_Document source_:
Algérie Résistance
Jason Hirthler :
« L’Algérie est une autre cible
africaine de l’Occident. »
Mohsen Abdelmoumen
Jason
Hirthler. DR.
Vendredi 12 juin 2015
English version here:https://mohsenabdelmoumen.wordpress.com/2015/06/12/jason-hirthler-algeria-is-another-african-target-of-the-west/
Mohsen Abdelmoumen :
Quelle est votre analyse de la situation
actuelle en Syrie et en Irak avec la
montée en puissance de Daesh ?
Jason Hirthler : Les
États-Unis ont présenté la montée de
Daesh comme une grave menace pour la
stabilité du Moyen-Orient et une juste
cause pour l’intervention humanitaire.
En fait, ce sont les États-Unis et leurs
alliés saoudiens, jordaniens et turcs
qui ont facilité la montée de Daesh et
le Front Al Nosra. Les deux sont des
descendants d’Al-Qaïda et ont
malheureusement bénéficié de la
formation, du financement et des armes
de l’Occident. Parmi les autres sources,
l’excellent essai de Seymour Hersh, « La
Redirection » de 2007, détaille le
plan Bush d’utiliser le radicalisme
sunnite pour atteindre ses objectifs
régionaux. Obama semble avoir continué
cette politique.
De même, les récentes révélations
de documents secrets de la Defense
Intelligence Agency (DIA) confirment que
l’Occident prévoyait non seulement la
montée de Daesh, mais l’a également
facilité activement. On doit aussi se
demander si les capitulations
stupéfiantes de l’armée irakienne à
Mossoul – où des centaines de milliers
de soldats bien armés ont simplement
abandonné leurs armes face à quelques
trente mille extrémistes plus que
douteusement armés – n’étaient en
réalité que des actes de lâcheté ou si
l’armée suivait les ordres en fuyant et
en abandonnant à dessein de grands
arsenaux aux extrémistes.
Pourquoi l’Occident entretiendrait-il
activement des armées extrémistes au
Moyen-Orient? Parce qu’il en a besoin
pour exécuter sa vieille stratégie de
destruction du croissant chiite qui va
de Beyrouth à Téhéran en passant par
Damas. Washington reconnaît que s’il
veut établir une hégémonie incontestée
dans la région et exercer un contrôle
sur ses ressources de pétrole et de gaz
naturel, il a besoin de détruire le
collier des nations rebelles et
anti-impérialistes incluant le Hezbollah
du Liban, la Syrie et l’Iran. L’Irak est
aussi une menace depuis que le
renversement de Saddam Hussein a engagé
le pays vers un rapprochement politique
et idéologique avec l’Iran. La Russie,
favorable à la Syrie et à l’Iran, doit
également être marginalisée par des
sanctions économiques sévères et une
guerre par procuration en Ukraine qui va
saper les ressources qu’elle pourrait
autrement diriger vers le Moyen-Orient.

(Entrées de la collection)
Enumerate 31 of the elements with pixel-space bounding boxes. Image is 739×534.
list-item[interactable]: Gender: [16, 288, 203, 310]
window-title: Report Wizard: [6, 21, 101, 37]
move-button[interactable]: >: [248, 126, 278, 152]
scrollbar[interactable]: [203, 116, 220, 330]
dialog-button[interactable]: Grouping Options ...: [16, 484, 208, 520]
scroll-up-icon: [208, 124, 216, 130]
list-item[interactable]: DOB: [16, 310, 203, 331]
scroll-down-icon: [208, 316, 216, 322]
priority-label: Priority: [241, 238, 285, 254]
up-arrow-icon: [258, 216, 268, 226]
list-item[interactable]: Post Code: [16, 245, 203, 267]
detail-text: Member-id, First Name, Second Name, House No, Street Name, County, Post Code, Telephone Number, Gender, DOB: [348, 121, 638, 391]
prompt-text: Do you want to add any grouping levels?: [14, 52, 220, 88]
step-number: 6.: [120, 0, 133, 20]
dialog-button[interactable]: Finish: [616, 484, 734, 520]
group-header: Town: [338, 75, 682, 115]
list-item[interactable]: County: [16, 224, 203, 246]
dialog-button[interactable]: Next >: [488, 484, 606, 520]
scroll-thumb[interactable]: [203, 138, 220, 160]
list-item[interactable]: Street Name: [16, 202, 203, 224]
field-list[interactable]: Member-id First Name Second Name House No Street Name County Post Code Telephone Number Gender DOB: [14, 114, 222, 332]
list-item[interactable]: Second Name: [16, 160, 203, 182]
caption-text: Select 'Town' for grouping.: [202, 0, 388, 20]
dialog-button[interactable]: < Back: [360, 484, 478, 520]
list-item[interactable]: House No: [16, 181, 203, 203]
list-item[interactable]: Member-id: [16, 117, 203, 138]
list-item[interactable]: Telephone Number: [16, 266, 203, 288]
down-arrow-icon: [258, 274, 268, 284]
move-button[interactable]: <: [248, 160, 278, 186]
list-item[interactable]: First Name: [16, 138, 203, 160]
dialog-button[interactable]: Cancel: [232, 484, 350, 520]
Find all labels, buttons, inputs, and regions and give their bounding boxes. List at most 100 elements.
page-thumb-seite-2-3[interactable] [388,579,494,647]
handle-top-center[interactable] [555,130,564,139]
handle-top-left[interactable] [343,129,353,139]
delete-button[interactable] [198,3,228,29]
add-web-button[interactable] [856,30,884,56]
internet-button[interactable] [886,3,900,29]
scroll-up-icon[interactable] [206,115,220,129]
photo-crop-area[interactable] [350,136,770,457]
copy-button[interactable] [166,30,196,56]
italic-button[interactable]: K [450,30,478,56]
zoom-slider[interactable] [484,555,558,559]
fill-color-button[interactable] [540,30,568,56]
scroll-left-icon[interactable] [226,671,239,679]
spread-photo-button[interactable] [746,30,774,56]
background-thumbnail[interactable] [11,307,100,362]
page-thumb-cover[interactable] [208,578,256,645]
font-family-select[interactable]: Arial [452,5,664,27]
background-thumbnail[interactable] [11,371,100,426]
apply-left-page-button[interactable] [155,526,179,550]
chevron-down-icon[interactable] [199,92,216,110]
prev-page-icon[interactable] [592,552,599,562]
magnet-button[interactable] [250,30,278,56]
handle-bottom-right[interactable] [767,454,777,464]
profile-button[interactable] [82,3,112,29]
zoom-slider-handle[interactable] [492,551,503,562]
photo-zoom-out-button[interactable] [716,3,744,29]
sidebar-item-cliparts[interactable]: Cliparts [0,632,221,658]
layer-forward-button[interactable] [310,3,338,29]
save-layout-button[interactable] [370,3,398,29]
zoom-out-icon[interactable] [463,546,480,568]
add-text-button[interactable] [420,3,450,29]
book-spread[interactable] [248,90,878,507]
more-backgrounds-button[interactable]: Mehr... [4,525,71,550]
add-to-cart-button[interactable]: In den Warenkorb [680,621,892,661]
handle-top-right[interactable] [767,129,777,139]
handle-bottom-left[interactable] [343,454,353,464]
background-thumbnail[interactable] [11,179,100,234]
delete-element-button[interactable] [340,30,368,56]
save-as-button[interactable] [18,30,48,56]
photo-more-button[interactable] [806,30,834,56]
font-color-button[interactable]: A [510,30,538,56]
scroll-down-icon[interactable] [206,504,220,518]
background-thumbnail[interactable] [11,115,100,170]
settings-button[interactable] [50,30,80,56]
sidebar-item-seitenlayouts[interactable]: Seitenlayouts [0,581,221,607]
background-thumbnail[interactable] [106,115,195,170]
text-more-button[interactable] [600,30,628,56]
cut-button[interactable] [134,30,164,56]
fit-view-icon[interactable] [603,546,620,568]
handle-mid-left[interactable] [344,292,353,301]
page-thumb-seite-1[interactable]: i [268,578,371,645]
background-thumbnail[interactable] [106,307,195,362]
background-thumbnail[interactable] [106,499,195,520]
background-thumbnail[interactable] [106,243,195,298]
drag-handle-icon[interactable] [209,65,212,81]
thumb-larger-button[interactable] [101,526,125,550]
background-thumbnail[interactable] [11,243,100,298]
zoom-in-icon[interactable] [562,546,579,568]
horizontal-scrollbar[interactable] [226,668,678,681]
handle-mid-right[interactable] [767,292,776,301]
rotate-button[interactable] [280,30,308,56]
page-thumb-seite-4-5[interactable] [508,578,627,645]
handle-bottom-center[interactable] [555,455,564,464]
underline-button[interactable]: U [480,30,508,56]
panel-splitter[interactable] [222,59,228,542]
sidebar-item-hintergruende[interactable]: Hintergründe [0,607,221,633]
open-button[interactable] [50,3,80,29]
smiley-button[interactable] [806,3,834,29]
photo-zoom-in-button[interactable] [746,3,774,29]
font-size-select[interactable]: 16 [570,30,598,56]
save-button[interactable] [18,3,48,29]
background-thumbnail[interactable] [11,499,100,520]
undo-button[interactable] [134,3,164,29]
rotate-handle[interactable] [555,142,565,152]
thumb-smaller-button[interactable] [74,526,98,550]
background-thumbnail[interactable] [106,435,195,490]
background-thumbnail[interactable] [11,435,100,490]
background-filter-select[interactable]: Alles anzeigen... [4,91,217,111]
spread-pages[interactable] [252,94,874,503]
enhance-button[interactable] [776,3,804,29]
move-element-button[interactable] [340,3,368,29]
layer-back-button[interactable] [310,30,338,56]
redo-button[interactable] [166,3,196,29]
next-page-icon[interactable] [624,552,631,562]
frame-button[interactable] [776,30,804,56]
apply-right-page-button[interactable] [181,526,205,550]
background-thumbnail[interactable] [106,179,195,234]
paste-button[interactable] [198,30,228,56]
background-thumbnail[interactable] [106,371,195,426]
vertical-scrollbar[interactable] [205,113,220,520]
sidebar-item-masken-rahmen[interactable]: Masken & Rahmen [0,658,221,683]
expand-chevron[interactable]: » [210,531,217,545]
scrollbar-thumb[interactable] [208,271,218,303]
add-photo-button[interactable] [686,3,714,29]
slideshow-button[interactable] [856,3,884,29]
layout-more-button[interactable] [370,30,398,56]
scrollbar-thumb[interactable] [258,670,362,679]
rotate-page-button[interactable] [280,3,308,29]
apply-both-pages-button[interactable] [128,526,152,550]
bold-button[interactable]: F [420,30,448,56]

_Consigne_:
Répondez à ces questions sur l'entretien avec Jason Hirthler :
1. Quels alliés des États-Unis ont facilité la montée de Daesh selon lui ?
2. Quel essai de Seymour Hersh est cité, et de quelle année date-t-il ?
3. Entre quelles villes s'étend le croissant chiite évoqué ?

_Résultat de l'exercice_:
1. Les alliés saoudiens, jordaniens et turcs.
2. « La Redirection », de 2007.
3. De Beyrouth à Téhéran, en passant par Damas.